TASK TO COMPLETE: Retype the whole listing, please, keeping every line exact and dropping the pictures.

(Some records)
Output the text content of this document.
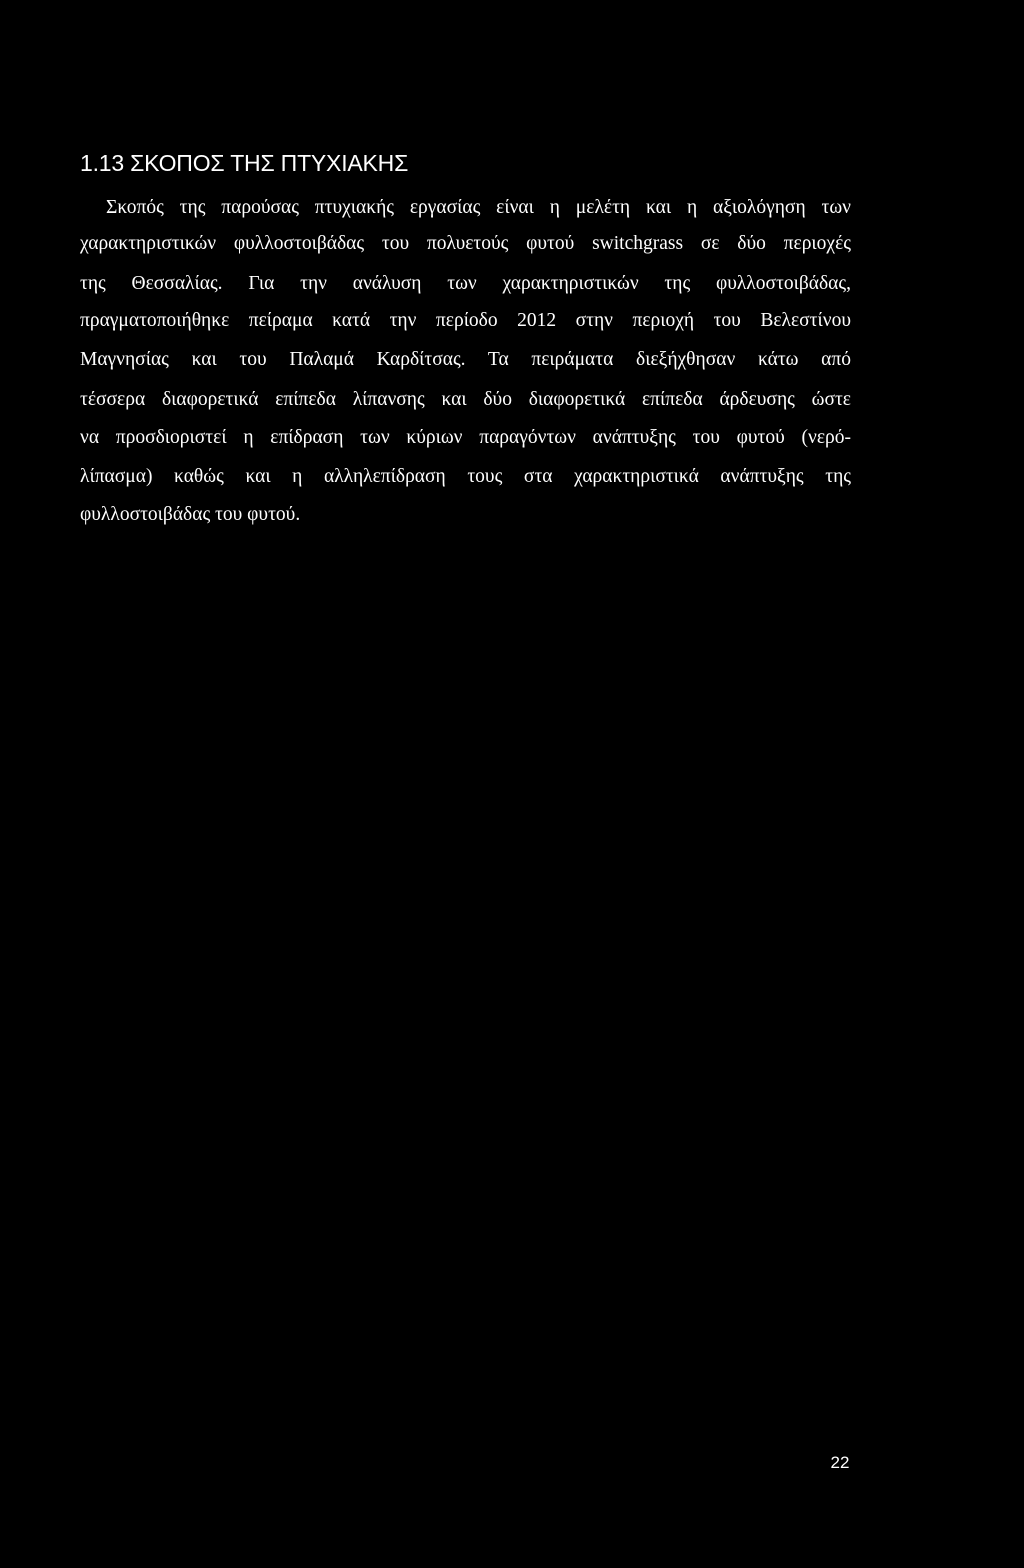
1.13 ΣΚΟΠΟΣ ΤΗΣ ΠΤΥΧΙΑΚΗΣ
Σκοπός της παρούσας πτυχιακής εργασίας είναι η μελέτη και η αξιολόγηση των
χαρακτηριστικών φυλλοστοιβάδας του πολυετούς φυτού switchgrass σε δύο περιοχές
της Θεσσαλίας. Για την ανάλυση των χαρακτηριστικών της φυλλοστοιβάδας,
πραγματοποιήθηκε πείραμα κατά την περίοδο 2012 στην περιοχή του Βελεστίνου
Μαγνησίας και του Παλαμά Καρδίτσας. Τα πειράματα διεξήχθησαν κάτω από
τέσσερα διαφορετικά επίπεδα λίπανσης και δύο διαφορετικά επίπεδα άρδευσης ώστε
να προσδιοριστεί η επίδραση των κύριων παραγόντων ανάπτυξης του φυτού (νερό-
λίπασμα) καθώς και η αλληλεπίδραση τους στα χαρακτηριστικά ανάπτυξης της
φυλλοστοιβάδας του φυτού.
22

TASK OUTPUT:
Output the text content of this document.
1.13 ΣΚΟΠΟΣ ΤΗΣ ΠΤΥΧΙΑΚΗΣ
Σκοπός της παρούσας πτυχιακής εργασίας είναι η μελέτη και η αξιολόγηση των
χαρακτηριστικών φυλλοστοιβάδας του πολυετούς φυτού switchgrass σε δύο περιοχές
της Θεσσαλίας. Για την ανάλυση των χαρακτηριστικών της φυλλοστοιβάδας,
πραγματοποιήθηκε πείραμα κατά την περίοδο 2012 στην περιοχή του Βελεστίνου
Μαγνησίας και του Παλαμά Καρδίτσας. Τα πειράματα διεξήχθησαν κάτω από
τέσσερα διαφορετικά επίπεδα λίπανσης και δύο διαφορετικά επίπεδα άρδευσης ώστε
να προσδιοριστεί η επίδραση των κύριων παραγόντων ανάπτυξης του φυτού (νερό-
λίπασμα) καθώς και η αλληλεπίδραση τους στα χαρακτηριστικά ανάπτυξης της
φυλλοστοιβάδας του φυτού.
22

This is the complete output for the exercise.